Task instructions: Output all the material that follows, exactly as given.

Records for this exercise:
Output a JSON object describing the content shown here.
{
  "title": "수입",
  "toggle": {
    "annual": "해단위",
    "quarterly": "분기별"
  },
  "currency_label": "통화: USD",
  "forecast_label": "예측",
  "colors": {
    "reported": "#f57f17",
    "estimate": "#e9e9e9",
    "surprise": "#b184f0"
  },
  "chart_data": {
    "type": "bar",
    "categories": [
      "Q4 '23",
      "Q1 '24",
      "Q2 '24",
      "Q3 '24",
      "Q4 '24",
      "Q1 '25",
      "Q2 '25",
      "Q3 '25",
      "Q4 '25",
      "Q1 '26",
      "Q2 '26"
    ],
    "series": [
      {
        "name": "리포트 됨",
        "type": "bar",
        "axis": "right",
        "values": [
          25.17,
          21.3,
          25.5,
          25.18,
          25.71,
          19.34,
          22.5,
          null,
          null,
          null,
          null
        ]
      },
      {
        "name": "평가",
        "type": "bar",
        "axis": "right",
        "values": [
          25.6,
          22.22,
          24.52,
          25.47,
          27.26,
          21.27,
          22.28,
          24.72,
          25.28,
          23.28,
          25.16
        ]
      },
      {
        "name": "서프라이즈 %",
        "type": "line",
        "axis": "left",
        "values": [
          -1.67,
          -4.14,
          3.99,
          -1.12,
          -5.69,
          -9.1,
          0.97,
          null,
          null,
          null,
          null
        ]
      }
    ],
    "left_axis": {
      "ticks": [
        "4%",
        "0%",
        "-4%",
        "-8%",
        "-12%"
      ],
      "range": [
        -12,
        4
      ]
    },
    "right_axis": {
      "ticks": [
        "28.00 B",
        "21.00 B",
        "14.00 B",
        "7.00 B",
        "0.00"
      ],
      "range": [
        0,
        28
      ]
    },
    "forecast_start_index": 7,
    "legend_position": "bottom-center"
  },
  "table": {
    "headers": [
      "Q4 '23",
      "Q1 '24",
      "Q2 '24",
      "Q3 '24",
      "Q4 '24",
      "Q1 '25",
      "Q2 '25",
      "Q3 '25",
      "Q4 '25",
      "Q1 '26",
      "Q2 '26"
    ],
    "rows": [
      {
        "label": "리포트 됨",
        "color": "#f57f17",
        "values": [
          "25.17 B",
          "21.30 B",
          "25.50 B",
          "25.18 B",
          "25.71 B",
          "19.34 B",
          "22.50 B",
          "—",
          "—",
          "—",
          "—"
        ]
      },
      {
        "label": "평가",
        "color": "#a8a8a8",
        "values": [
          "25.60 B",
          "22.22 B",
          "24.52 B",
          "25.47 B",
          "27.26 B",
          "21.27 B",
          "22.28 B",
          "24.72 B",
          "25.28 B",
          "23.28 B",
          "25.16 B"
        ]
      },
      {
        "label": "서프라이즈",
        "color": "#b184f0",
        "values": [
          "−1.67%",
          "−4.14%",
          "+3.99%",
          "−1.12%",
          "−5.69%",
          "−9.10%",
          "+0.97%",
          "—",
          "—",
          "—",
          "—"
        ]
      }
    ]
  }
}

Result below:
Output a JSON object describing the content shown here.
{
  "title": "수입",
  "toggle": {
    "annual": "해단위",
    "quarterly": "분기별"
  },
  "currency_label": "통화: USD",
  "forecast_label": "예측",
  "colors": {
    "reported": "#f57f17",
    "estimate": "#e9e9e9",
    "surprise": "#b184f0"
  },
  "chart_data": {
    "type": "bar",
    "categories": [
      "Q4 '23",
      "Q1 '24",
      "Q2 '24",
      "Q3 '24",
      "Q4 '24",
      "Q1 '25",
      "Q2 '25",
      "Q3 '25",
      "Q4 '25",
      "Q1 '26",
      "Q2 '26"
    ],
    "series": [
      {
        "name": "리포트 됨",
        "type": "bar",
        "axis": "right",
        "values": [
          25.17,
          21.3,
          25.5,
          25.18,
          25.71,
          19.34,
          22.5,
          null,
          null,
          null,
          null
        ]
      },
      {
        "name": "평가",
        "type": "bar",
        "axis": "right",
        "values": [
          25.6,
          22.22,
          24.52,
          25.47,
          27.26,
          21.27,
          22.28,
          24.72,
          25.28,
          23.28,
          25.16
        ]
      },
      {
        "name": "서프라이즈 %",
        "type": "line",
        "axis": "left",
        "values": [
          -1.67,
          -4.14,
          3.99,
          -1.12,
          -5.69,
          -9.1,
          0.97,
          null,
          null,
          null,
          null
        ]
      }
    ],
    "left_axis": {
      "ticks": [
        "4%",
        "0%",
        "-4%",
        "-8%",
        "-12%"
      ],
      "range": [
        -12,
        4
      ]
    },
    "right_axis": {
      "ticks": [
        "28.00 B",
        "21.00 B",
        "14.00 B",
        "7.00 B",
        "0.00"
      ],
      "range": [
        0,
        28
      ]
    },
    "forecast_start_index": 7,
    "legend_position": "bottom-center"
  },
  "table": {
    "headers": [
      "Q4 '23",
      "Q1 '24",
      "Q2 '24",
      "Q3 '24",
      "Q4 '24",
      "Q1 '25",
      "Q2 '25",
      "Q3 '25",
      "Q4 '25",
      "Q1 '26",
      "Q2 '26"
    ],
    "rows": [
      {
        "label": "리포트 됨",
        "color": "#f57f17",
        "values": [
          "25.17 B",
          "21.30 B",
          "25.50 B",
          "25.18 B",
          "25.71 B",
          "19.34 B",
          "22.50 B",
          "—",
          "—",
          "—",
          "—"
        ]
      },
      {
        "label": "평가",
        "color": "#a8a8a8",
        "values": [
          "25.60 B",
          "22.22 B",
          "24.52 B",
          "25.47 B",
          "27.26 B",
          "21.27 B",
          "22.28 B",
          "24.72 B",
          "25.28 B",
          "23.28 B",
          "25.16 B"
        ]
      },
      {
        "label": "서프라이즈",
        "color": "#b184f0",
        "values": [
          "−1.67%",
          "−4.14%",
          "+3.99%",
          "−1.12%",
          "−5.69%",
          "−9.10%",
          "+0.97%",
          "—",
          "—",
          "—",
          "—"
        ]
      }
    ]
  }
}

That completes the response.